Print out each record below, unaltered and complete, without its images.

Figure data in JSON:
##############################
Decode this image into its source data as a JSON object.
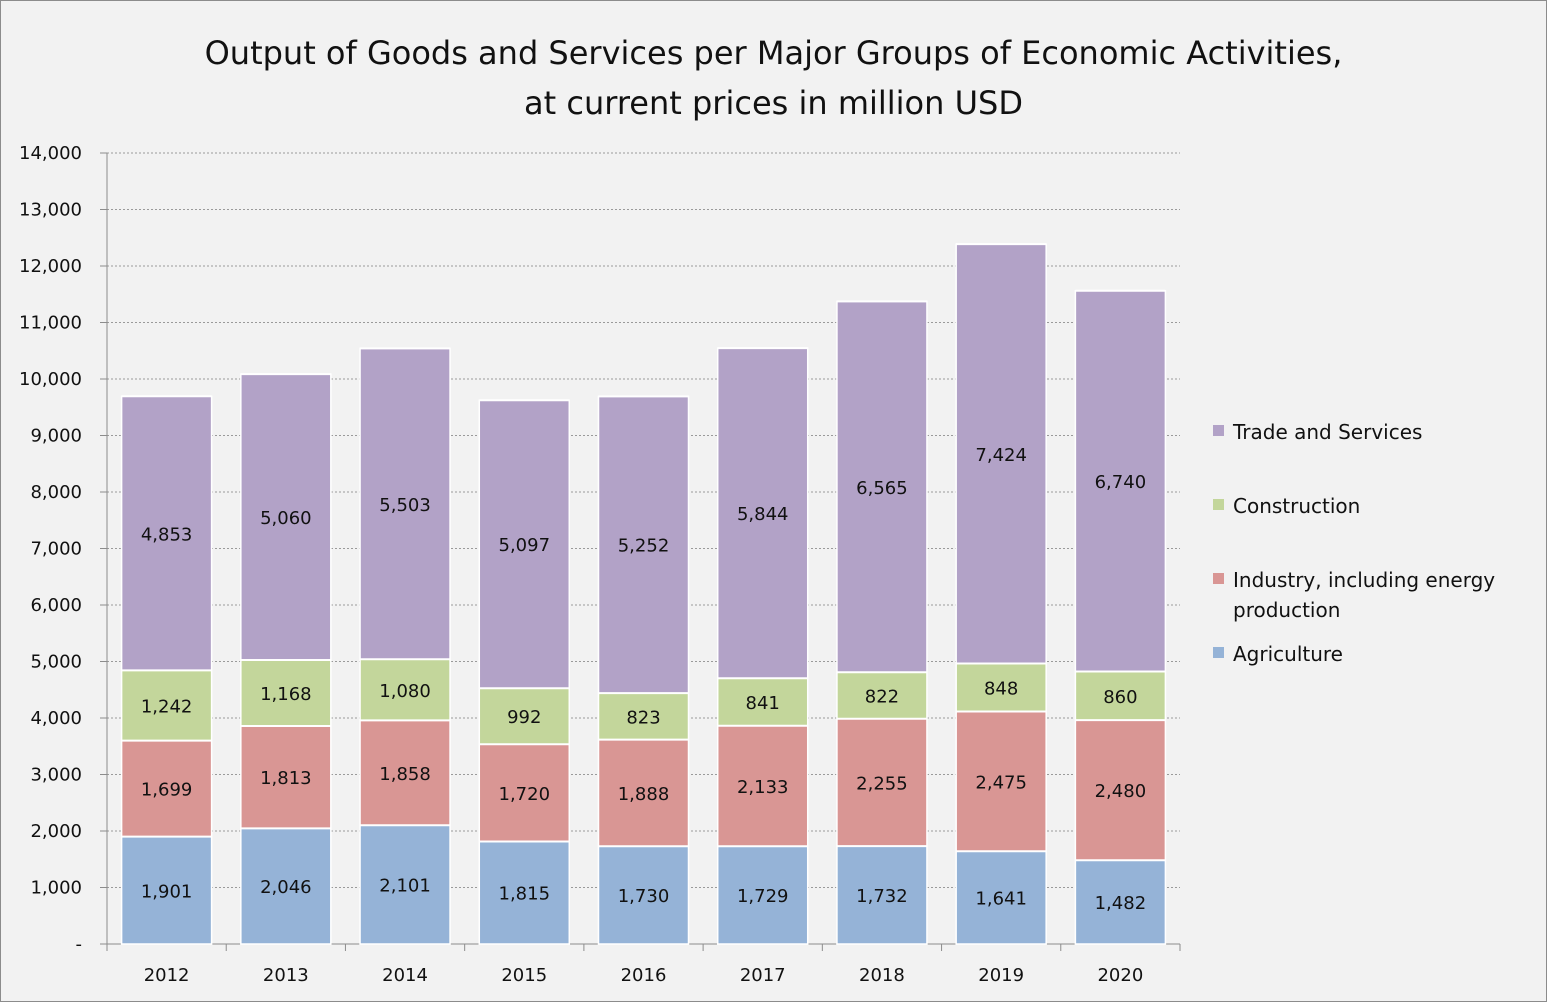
{
  "chart_data": {
    "type": "bar",
    "stacked": true,
    "title": "Output of Goods and Services per Major Groups of Economic Activities,",
    "subtitle": "at current prices in million USD",
    "categories": [
      "2012",
      "2013",
      "2014",
      "2015",
      "2016",
      "2017",
      "2018",
      "2019",
      "2020"
    ],
    "series": [
      {
        "name": "Agriculture",
        "color": "#95b3d7",
        "values": [
          1901,
          2046,
          2101,
          1815,
          1730,
          1729,
          1732,
          1641,
          1482
        ],
        "labels": [
          "1,901",
          "2,046",
          "2,101",
          "1,815",
          "1,730",
          "1,729",
          "1,732",
          "1,641",
          "1,482"
        ]
      },
      {
        "name": "Industry, including energy production",
        "color": "#d99694",
        "values": [
          1699,
          1813,
          1858,
          1720,
          1888,
          2133,
          2255,
          2475,
          2480
        ],
        "labels": [
          "1,699",
          "1,813",
          "1,858",
          "1,720",
          "1,888",
          "2,133",
          "2,255",
          "2,475",
          "2,480"
        ]
      },
      {
        "name": "Construction",
        "color": "#c3d69b",
        "values": [
          1242,
          1168,
          1080,
          992,
          823,
          841,
          822,
          848,
          860
        ],
        "labels": [
          "1,242",
          "1,168",
          "1,080",
          "992",
          "823",
          "841",
          "822",
          "848",
          "860"
        ]
      },
      {
        "name": "Trade and Services",
        "color": "#b2a2c7",
        "values": [
          4853,
          5060,
          5503,
          5097,
          5252,
          5844,
          6565,
          7424,
          6740
        ],
        "labels": [
          "4,853",
          "5,060",
          "5,503",
          "5,097",
          "5,252",
          "5,844",
          "6,565",
          "7,424",
          "6,740"
        ]
      }
    ],
    "legend": {
      "position": "right",
      "entries": [
        {
          "name_lines": [
            "Trade and Services"
          ],
          "color": "#b2a2c7"
        },
        {
          "name_lines": [
            "Construction"
          ],
          "color": "#c3d69b"
        },
        {
          "name_lines": [
            "Industry, including energy",
            "production"
          ],
          "color": "#d99694"
        },
        {
          "name_lines": [
            "Agriculture"
          ],
          "color": "#95b3d7"
        }
      ]
    },
    "ylim": [
      0,
      14000
    ],
    "yticks": [
      0,
      1000,
      2000,
      3000,
      4000,
      5000,
      6000,
      7000,
      8000,
      9000,
      10000,
      11000,
      12000,
      13000,
      14000
    ],
    "ytick_labels": [
      "-",
      "1,000",
      "2,000",
      "3,000",
      "4,000",
      "5,000",
      "6,000",
      "7,000",
      "8,000",
      "9,000",
      "10,000",
      "11,000",
      "12,000",
      "13,000",
      "14,000"
    ],
    "grid": true,
    "xlabel": "",
    "ylabel": ""
  }
}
##############################
▶ Response:
Decode this image into its source data as a JSON object.
{
  "chart_data": {
    "type": "bar",
    "stacked": true,
    "title": "Output of Goods and Services per Major Groups of Economic Activities,",
    "subtitle": "at current prices in million USD",
    "categories": [
      "2012",
      "2013",
      "2014",
      "2015",
      "2016",
      "2017",
      "2018",
      "2019",
      "2020"
    ],
    "series": [
      {
        "name": "Agriculture",
        "color": "#95b3d7",
        "values": [
          1901,
          2046,
          2101,
          1815,
          1730,
          1729,
          1732,
          1641,
          1482
        ],
        "labels": [
          "1,901",
          "2,046",
          "2,101",
          "1,815",
          "1,730",
          "1,729",
          "1,732",
          "1,641",
          "1,482"
        ]
      },
      {
        "name": "Industry, including energy production",
        "color": "#d99694",
        "values": [
          1699,
          1813,
          1858,
          1720,
          1888,
          2133,
          2255,
          2475,
          2480
        ],
        "labels": [
          "1,699",
          "1,813",
          "1,858",
          "1,720",
          "1,888",
          "2,133",
          "2,255",
          "2,475",
          "2,480"
        ]
      },
      {
        "name": "Construction",
        "color": "#c3d69b",
        "values": [
          1242,
          1168,
          1080,
          992,
          823,
          841,
          822,
          848,
          860
        ],
        "labels": [
          "1,242",
          "1,168",
          "1,080",
          "992",
          "823",
          "841",
          "822",
          "848",
          "860"
        ]
      },
      {
        "name": "Trade and Services",
        "color": "#b2a2c7",
        "values": [
          4853,
          5060,
          5503,
          5097,
          5252,
          5844,
          6565,
          7424,
          6740
        ],
        "labels": [
          "4,853",
          "5,060",
          "5,503",
          "5,097",
          "5,252",
          "5,844",
          "6,565",
          "7,424",
          "6,740"
        ]
      }
    ],
    "legend": {
      "position": "right",
      "entries": [
        {
          "name_lines": [
            "Trade and Services"
          ],
          "color": "#b2a2c7"
        },
        {
          "name_lines": [
            "Construction"
          ],
          "color": "#c3d69b"
        },
        {
          "name_lines": [
            "Industry, including energy",
            "production"
          ],
          "color": "#d99694"
        },
        {
          "name_lines": [
            "Agriculture"
          ],
          "color": "#95b3d7"
        }
      ]
    },
    "ylim": [
      0,
      14000
    ],
    "yticks": [
      0,
      1000,
      2000,
      3000,
      4000,
      5000,
      6000,
      7000,
      8000,
      9000,
      10000,
      11000,
      12000,
      13000,
      14000
    ],
    "ytick_labels": [
      "-",
      "1,000",
      "2,000",
      "3,000",
      "4,000",
      "5,000",
      "6,000",
      "7,000",
      "8,000",
      "9,000",
      "10,000",
      "11,000",
      "12,000",
      "13,000",
      "14,000"
    ],
    "grid": true,
    "xlabel": "",
    "ylabel": ""
  }
}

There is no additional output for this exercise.